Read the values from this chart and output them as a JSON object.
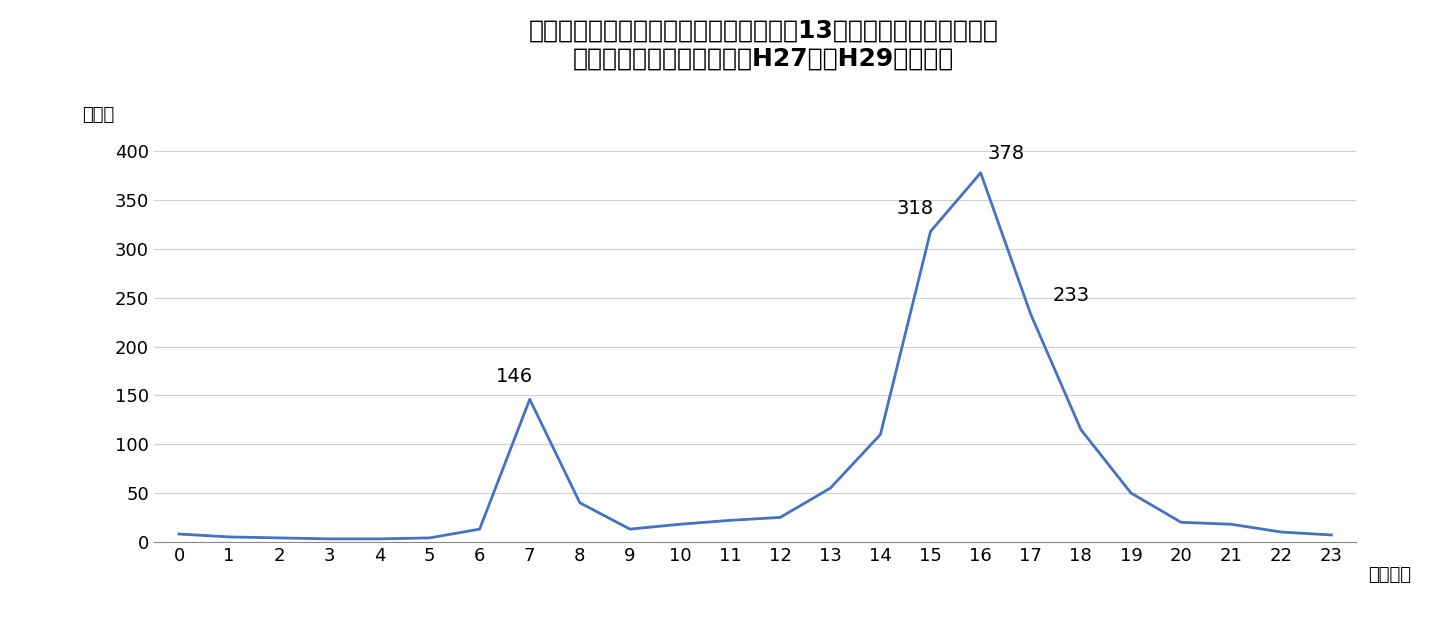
{
  "title_line1": "月曜日～金曜日の道路上における子供（13歳未満）が被害者となる",
  "title_line2": "身体犯の時間別発生状況（H27年～H29年累計）",
  "xlabel": "（時台）",
  "ylabel": "（件）",
  "x": [
    0,
    1,
    2,
    3,
    4,
    5,
    6,
    7,
    8,
    9,
    10,
    11,
    12,
    13,
    14,
    15,
    16,
    17,
    18,
    19,
    20,
    21,
    22,
    23
  ],
  "y": [
    8,
    5,
    4,
    3,
    3,
    4,
    13,
    146,
    40,
    13,
    18,
    22,
    25,
    55,
    110,
    318,
    378,
    233,
    115,
    50,
    20,
    18,
    10,
    7
  ],
  "labeled_points": {
    "7": 146,
    "15": 318,
    "16": 378,
    "17": 233
  },
  "line_color": "#4472C4",
  "line_width": 2.0,
  "background_color": "#ffffff",
  "grid_color": "#d0d0d0",
  "ylim": [
    0,
    420
  ],
  "yticks": [
    0,
    50,
    100,
    150,
    200,
    250,
    300,
    350,
    400
  ],
  "title_fontsize": 18,
  "axis_label_fontsize": 13,
  "tick_fontsize": 13,
  "annotation_fontsize": 14
}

WHAT NEEDS TO BE DONE
Using the data above, write out every line exactly, leaving the images behind.

WORKED ANSWER
Read the values from this chart and output them as a JSON object.
{
  "title_line1": "月曜日～金曜日の道路上における子供（13歳未満）が被害者となる",
  "title_line2": "身体犯の時間別発生状況（H27年～H29年累計）",
  "xlabel": "（時台）",
  "ylabel": "（件）",
  "x": [
    0,
    1,
    2,
    3,
    4,
    5,
    6,
    7,
    8,
    9,
    10,
    11,
    12,
    13,
    14,
    15,
    16,
    17,
    18,
    19,
    20,
    21,
    22,
    23
  ],
  "y": [
    8,
    5,
    4,
    3,
    3,
    4,
    13,
    146,
    40,
    13,
    18,
    22,
    25,
    55,
    110,
    318,
    378,
    233,
    115,
    50,
    20,
    18,
    10,
    7
  ],
  "labeled_points": {
    "7": 146,
    "15": 318,
    "16": 378,
    "17": 233
  },
  "line_color": "#4472C4",
  "line_width": 2.0,
  "background_color": "#ffffff",
  "grid_color": "#d0d0d0",
  "ylim": [
    0,
    420
  ],
  "yticks": [
    0,
    50,
    100,
    150,
    200,
    250,
    300,
    350,
    400
  ],
  "title_fontsize": 18,
  "axis_label_fontsize": 13,
  "tick_fontsize": 13,
  "annotation_fontsize": 14
}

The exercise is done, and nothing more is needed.